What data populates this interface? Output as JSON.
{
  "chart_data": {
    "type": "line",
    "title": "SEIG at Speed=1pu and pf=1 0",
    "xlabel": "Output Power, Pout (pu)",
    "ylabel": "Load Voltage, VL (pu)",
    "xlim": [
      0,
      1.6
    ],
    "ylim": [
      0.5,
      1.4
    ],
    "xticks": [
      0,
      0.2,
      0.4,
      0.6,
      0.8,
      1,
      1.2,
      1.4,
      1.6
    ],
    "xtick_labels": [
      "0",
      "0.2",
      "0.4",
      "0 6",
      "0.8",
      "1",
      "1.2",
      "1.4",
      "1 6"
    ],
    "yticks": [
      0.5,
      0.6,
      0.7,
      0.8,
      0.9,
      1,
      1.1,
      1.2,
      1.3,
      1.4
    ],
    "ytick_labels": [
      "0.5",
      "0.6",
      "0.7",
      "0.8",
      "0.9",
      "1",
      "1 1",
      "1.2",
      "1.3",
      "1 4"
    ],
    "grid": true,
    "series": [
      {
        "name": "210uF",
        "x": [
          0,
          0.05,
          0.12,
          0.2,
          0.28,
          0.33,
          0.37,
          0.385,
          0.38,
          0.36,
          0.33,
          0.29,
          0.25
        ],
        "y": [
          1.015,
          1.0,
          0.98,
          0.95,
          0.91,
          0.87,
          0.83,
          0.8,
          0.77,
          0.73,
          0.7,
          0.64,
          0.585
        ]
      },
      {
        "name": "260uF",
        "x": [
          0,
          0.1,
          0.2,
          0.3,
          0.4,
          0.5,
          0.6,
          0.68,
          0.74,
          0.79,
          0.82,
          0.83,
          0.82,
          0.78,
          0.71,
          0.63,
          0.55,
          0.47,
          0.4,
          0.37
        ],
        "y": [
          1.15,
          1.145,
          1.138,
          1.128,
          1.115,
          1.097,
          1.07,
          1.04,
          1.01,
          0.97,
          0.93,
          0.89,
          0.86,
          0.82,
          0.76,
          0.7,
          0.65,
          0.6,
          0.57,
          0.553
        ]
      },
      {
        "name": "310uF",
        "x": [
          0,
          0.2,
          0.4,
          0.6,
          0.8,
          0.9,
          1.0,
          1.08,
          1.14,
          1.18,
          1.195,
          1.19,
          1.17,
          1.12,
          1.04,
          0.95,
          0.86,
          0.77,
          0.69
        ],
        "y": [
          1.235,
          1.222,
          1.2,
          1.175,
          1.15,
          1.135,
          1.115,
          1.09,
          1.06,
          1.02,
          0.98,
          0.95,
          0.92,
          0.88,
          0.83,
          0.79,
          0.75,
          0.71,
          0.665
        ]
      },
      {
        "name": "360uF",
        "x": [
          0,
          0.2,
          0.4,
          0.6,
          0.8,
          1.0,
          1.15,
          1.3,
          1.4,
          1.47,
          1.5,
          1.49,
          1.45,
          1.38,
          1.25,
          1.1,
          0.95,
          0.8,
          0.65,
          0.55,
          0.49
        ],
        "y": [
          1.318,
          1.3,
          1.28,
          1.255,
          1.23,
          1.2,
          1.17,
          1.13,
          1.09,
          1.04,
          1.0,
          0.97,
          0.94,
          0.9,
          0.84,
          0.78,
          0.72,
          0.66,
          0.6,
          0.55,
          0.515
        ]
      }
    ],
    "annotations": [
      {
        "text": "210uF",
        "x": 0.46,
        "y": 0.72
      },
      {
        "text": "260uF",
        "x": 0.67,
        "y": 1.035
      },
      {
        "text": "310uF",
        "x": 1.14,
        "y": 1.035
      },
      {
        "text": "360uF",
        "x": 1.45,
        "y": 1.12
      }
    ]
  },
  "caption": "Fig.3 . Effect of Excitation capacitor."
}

◇ ◇ ◇ ◇ ◇ ◇ ◇

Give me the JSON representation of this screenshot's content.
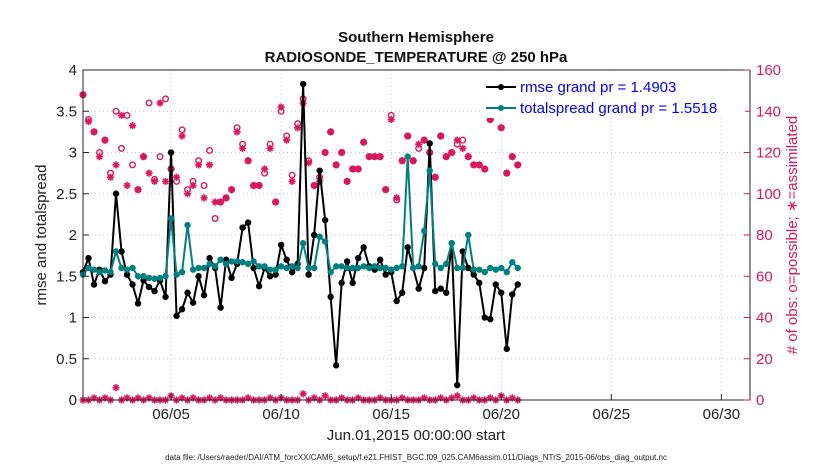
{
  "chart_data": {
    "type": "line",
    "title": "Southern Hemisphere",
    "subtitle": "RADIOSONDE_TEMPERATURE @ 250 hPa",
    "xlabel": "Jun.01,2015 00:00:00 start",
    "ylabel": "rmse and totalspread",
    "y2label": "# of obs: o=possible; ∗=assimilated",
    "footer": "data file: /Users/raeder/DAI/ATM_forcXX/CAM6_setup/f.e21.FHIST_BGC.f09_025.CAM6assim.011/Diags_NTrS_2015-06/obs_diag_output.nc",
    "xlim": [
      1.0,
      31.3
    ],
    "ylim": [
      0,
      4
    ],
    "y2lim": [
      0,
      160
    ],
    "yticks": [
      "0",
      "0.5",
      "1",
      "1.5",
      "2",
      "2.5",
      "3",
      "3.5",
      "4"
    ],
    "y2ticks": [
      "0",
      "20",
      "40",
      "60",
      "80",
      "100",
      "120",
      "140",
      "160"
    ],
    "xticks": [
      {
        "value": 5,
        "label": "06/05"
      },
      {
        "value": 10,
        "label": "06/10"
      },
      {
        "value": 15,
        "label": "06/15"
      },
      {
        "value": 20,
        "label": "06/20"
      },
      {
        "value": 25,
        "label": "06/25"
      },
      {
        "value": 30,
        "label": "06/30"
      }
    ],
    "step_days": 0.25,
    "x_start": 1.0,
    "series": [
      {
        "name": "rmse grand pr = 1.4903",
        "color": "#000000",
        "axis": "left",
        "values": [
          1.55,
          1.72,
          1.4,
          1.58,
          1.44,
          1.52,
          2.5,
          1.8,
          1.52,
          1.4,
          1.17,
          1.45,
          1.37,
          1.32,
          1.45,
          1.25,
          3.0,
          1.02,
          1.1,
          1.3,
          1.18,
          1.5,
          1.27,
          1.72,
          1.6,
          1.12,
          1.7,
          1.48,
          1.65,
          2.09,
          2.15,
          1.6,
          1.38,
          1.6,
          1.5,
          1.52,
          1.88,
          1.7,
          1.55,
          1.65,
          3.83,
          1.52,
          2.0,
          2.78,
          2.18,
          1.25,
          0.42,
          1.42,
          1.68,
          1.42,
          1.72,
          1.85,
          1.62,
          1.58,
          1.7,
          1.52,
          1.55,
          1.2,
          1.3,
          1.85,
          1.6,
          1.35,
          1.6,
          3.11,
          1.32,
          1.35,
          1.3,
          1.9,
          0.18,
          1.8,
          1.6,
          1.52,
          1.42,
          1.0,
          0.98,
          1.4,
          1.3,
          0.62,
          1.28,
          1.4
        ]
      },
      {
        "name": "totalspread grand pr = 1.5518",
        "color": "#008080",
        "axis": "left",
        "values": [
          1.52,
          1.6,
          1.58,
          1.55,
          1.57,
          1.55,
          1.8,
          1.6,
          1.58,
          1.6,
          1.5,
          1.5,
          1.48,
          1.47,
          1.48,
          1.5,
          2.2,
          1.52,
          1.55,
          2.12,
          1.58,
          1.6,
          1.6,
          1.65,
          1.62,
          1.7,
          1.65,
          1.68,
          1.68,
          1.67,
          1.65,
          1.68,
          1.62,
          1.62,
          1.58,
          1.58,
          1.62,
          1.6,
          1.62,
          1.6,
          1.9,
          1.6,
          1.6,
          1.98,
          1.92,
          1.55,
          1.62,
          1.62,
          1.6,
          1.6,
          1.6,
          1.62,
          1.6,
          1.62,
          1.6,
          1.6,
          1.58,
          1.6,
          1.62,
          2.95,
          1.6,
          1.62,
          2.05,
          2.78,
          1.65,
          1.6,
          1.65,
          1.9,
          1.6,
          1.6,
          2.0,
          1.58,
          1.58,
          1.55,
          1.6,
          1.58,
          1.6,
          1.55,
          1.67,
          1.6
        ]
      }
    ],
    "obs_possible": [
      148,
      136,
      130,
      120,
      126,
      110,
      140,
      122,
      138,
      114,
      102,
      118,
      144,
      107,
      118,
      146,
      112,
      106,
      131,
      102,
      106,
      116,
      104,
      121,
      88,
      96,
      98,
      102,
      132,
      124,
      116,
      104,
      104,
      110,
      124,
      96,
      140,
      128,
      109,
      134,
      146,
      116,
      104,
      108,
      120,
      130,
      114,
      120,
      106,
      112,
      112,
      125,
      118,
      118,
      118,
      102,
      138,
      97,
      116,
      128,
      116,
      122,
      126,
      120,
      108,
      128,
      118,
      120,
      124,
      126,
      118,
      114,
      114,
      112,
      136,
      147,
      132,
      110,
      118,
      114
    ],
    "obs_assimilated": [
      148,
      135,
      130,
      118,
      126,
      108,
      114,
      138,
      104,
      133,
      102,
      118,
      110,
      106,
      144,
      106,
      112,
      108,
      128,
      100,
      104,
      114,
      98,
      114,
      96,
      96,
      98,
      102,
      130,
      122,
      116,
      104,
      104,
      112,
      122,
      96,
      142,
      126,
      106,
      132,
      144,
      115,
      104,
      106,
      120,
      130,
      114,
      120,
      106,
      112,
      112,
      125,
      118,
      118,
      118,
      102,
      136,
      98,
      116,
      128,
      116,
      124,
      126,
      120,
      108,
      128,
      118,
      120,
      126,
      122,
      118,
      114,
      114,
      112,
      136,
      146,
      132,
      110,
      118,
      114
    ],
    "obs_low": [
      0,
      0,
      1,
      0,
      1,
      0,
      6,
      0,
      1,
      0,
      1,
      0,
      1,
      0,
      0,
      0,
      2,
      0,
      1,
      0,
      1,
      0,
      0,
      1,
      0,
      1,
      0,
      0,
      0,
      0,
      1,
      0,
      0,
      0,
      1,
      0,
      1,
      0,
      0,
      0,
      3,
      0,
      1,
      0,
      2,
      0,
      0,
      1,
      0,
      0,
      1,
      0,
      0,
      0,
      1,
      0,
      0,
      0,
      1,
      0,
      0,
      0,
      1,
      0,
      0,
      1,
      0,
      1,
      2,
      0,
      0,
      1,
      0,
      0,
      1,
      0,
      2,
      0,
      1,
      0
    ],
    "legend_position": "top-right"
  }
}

◇ ◇ ◇ ◇ ◇ ◇ ◇

→ Objective:
Select the lines that carry the string "this" and copy them.

→ Written answer:
What data populates this interface? Output as JSON.
Give me the JSON representation of this screenshot's content.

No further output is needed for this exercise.